Work instructions:
Copy the data below, starting at the line with "Decompose this screenshot" and ending with the line with "- taskbar-app[interactable]: ▣: [790, 728, 839, 768]", both included, character for character.

::::::

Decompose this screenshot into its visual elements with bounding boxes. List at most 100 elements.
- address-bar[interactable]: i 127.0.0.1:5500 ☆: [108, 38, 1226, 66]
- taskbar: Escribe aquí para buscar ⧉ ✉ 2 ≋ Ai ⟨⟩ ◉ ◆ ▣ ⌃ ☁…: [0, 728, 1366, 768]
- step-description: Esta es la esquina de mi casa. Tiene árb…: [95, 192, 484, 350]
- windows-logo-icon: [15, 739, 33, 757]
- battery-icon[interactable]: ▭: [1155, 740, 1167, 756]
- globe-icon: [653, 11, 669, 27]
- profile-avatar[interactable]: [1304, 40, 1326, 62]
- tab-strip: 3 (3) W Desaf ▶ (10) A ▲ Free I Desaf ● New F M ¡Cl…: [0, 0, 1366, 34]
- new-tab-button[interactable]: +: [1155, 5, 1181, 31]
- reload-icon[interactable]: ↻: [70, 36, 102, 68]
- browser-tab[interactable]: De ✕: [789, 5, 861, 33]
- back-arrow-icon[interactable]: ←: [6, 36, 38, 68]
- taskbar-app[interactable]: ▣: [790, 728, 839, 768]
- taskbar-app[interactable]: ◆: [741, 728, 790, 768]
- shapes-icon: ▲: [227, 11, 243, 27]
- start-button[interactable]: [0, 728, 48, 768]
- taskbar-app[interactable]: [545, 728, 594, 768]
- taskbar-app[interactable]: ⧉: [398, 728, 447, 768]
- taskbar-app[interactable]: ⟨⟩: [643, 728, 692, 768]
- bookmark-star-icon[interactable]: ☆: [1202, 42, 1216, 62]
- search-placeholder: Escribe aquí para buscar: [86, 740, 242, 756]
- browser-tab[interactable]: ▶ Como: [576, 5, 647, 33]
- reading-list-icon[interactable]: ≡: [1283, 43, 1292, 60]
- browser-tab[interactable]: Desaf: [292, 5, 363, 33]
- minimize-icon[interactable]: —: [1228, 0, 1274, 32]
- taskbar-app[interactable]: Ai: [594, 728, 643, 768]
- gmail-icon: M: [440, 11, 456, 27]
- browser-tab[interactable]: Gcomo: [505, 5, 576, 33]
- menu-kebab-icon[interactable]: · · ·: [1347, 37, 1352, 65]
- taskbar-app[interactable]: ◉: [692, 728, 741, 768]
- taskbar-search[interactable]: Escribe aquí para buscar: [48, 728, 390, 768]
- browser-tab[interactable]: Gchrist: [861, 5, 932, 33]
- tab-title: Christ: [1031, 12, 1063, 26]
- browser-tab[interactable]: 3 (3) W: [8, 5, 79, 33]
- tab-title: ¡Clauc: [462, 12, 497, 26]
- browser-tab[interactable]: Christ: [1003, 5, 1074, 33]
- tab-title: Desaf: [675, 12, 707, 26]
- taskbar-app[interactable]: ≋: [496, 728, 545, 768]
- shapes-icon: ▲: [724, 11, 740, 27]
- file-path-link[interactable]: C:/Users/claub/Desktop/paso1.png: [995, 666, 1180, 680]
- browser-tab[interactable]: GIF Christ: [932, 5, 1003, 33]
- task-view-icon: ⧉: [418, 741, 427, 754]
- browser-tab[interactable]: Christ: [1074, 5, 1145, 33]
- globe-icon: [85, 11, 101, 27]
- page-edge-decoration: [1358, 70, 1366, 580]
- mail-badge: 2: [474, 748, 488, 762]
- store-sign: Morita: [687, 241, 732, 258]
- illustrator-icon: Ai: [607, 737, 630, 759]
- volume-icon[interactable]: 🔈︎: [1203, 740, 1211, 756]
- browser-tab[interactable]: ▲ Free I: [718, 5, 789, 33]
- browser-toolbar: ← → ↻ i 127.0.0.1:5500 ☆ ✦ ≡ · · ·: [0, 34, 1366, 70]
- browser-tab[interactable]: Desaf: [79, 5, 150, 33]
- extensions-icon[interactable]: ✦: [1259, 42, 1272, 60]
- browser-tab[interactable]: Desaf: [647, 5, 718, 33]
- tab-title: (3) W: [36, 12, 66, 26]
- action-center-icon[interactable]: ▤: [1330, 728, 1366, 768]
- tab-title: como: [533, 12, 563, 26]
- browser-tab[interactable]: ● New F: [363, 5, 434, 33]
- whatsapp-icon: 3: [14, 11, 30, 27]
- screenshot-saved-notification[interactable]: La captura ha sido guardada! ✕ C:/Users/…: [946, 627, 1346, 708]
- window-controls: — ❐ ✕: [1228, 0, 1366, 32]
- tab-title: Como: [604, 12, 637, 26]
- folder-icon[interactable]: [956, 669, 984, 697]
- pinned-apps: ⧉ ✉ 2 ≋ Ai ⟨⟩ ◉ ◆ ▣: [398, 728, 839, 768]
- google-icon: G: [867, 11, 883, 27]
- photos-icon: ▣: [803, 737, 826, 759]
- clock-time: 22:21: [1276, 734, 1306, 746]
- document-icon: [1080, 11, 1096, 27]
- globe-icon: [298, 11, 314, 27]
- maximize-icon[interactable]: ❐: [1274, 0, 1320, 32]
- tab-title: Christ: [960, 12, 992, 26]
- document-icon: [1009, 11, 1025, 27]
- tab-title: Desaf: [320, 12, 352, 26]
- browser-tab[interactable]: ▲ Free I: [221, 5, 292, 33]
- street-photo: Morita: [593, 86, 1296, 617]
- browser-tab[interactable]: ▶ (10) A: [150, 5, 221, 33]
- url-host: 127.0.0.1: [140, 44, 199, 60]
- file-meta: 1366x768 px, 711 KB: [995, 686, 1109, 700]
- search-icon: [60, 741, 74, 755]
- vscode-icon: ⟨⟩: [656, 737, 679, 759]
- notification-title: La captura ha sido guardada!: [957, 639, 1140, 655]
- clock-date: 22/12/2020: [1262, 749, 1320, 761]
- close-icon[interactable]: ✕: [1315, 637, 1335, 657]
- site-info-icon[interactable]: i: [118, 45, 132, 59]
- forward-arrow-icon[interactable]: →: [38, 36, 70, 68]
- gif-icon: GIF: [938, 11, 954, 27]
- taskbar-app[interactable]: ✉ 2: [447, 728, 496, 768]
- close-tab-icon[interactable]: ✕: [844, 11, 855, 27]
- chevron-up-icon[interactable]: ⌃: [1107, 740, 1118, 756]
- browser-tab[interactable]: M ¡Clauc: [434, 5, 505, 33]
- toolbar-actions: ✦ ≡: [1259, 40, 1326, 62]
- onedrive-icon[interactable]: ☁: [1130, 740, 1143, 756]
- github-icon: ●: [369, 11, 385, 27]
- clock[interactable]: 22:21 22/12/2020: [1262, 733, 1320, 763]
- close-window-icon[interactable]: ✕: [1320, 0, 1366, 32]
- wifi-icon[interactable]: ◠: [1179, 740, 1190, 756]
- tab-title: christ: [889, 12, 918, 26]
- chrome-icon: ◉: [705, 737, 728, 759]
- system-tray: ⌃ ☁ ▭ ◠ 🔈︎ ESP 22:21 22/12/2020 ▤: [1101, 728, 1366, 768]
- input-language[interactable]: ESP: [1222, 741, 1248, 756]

::::::

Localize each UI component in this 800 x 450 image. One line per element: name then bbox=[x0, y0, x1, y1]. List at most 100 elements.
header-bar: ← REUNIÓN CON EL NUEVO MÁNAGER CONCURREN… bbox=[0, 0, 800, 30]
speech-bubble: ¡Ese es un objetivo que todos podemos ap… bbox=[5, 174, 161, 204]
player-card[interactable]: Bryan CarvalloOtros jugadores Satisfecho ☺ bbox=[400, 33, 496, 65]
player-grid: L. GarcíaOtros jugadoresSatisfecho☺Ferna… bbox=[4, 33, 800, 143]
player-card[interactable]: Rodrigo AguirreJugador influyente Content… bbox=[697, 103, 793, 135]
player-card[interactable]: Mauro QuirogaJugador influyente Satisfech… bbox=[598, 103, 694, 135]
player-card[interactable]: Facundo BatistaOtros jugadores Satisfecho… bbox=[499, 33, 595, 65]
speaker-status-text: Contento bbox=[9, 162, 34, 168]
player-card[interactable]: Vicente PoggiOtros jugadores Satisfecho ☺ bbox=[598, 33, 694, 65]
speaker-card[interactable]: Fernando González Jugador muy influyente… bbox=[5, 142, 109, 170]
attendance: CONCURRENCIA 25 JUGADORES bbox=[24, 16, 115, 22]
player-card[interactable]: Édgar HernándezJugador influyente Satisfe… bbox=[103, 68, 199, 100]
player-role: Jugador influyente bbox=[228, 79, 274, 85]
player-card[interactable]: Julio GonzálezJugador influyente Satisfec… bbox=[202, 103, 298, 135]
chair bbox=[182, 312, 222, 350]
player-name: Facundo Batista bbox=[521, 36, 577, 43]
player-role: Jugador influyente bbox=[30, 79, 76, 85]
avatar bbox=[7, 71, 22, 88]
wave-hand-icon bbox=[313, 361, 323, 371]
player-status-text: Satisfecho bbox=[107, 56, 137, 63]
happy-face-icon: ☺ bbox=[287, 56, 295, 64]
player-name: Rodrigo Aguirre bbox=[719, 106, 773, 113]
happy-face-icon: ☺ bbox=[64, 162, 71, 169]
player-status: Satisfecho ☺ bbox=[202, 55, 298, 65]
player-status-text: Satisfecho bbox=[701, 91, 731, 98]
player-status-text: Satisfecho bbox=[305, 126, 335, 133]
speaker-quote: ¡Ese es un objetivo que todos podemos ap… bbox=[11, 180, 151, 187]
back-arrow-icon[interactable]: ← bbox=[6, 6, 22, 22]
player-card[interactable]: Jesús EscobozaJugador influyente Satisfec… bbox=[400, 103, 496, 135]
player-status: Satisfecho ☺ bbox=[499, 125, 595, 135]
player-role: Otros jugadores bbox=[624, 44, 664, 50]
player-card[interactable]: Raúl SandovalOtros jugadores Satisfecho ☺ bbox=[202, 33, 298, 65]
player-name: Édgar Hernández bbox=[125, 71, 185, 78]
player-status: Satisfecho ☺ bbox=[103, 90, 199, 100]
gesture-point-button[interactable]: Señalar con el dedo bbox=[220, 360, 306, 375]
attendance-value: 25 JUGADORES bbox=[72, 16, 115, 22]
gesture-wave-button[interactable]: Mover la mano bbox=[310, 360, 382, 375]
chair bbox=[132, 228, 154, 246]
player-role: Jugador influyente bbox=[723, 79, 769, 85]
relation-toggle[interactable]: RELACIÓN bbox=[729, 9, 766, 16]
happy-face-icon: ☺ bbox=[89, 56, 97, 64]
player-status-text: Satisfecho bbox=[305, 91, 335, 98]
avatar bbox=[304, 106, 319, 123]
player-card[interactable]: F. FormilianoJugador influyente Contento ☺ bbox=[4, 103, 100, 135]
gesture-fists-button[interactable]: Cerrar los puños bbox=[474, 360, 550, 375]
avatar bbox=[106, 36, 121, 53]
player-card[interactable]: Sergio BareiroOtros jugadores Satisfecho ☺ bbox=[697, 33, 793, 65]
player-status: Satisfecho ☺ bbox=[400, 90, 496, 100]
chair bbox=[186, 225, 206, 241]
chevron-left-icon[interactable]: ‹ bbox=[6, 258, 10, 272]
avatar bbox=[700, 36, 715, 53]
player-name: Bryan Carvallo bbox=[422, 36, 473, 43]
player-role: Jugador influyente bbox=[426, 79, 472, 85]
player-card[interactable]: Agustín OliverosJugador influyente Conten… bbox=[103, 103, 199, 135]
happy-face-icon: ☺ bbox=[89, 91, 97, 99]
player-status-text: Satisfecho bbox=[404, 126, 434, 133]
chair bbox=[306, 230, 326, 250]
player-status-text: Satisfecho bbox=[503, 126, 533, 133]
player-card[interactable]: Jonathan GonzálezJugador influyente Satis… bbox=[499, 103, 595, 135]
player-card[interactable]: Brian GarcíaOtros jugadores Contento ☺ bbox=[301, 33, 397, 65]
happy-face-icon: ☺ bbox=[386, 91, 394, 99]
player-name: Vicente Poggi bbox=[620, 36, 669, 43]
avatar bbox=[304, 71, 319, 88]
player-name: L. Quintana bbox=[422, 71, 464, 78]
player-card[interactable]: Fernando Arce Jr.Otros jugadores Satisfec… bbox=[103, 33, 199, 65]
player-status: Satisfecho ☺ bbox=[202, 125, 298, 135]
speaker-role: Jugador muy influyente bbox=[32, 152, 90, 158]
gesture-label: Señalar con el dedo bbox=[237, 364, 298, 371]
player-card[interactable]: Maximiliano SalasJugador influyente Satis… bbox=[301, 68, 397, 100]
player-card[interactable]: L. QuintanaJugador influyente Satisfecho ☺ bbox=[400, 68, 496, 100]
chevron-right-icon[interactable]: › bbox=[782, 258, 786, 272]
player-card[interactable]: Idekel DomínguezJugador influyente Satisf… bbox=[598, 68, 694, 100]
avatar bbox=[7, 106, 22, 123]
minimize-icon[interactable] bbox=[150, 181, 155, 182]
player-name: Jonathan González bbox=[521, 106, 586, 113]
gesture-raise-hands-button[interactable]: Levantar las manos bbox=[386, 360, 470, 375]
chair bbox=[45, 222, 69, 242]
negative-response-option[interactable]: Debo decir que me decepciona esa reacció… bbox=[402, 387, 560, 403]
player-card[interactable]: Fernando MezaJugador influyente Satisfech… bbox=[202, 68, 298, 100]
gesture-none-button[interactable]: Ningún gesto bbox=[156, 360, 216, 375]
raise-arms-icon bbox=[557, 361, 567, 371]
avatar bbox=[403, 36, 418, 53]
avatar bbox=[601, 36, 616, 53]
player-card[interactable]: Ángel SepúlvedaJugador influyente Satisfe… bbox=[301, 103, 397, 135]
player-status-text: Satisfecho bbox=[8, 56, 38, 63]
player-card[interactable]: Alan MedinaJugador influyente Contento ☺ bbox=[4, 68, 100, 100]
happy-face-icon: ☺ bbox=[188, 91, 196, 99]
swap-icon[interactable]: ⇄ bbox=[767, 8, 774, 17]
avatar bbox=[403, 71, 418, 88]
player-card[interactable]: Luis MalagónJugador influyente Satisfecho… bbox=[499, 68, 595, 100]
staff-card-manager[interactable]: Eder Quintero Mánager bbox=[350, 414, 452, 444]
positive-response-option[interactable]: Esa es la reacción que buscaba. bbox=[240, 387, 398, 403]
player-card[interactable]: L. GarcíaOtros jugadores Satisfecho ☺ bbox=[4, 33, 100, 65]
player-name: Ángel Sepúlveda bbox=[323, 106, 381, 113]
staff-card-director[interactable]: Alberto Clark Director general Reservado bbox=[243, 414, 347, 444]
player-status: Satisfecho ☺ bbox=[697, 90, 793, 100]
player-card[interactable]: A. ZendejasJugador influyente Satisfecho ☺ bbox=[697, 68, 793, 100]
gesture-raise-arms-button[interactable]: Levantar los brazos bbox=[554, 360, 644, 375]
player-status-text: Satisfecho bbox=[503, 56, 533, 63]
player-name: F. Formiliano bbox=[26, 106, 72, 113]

::::::

Task response:
Decompose this screenshot into its visual elements with bounding boxes. List at most 100 elements.
- address-bar[interactable]: i 127.0.0.1:5500 ☆: [108, 38, 1226, 66]
- taskbar: Escribe aquí para buscar ⧉ ✉ 2 ≋ Ai ⟨⟩ ◉ ◆ ▣ ⌃ ☁…: [0, 728, 1366, 768]
- step-description: Esta es la esquina de mi casa. Tiene árb…: [95, 192, 484, 350]
- windows-logo-icon: [15, 739, 33, 757]
- battery-icon[interactable]: ▭: [1155, 740, 1167, 756]
- globe-icon: [653, 11, 669, 27]
- profile-avatar[interactable]: [1304, 40, 1326, 62]
- tab-strip: 3 (3) W Desaf ▶ (10) A ▲ Free I Desaf ● New F M ¡Cl…: [0, 0, 1366, 34]
- new-tab-button[interactable]: +: [1155, 5, 1181, 31]
- reload-icon[interactable]: ↻: [70, 36, 102, 68]
- browser-tab[interactable]: De ✕: [789, 5, 861, 33]
- back-arrow-icon[interactable]: ←: [6, 36, 38, 68]
- taskbar-app[interactable]: ▣: [790, 728, 839, 768]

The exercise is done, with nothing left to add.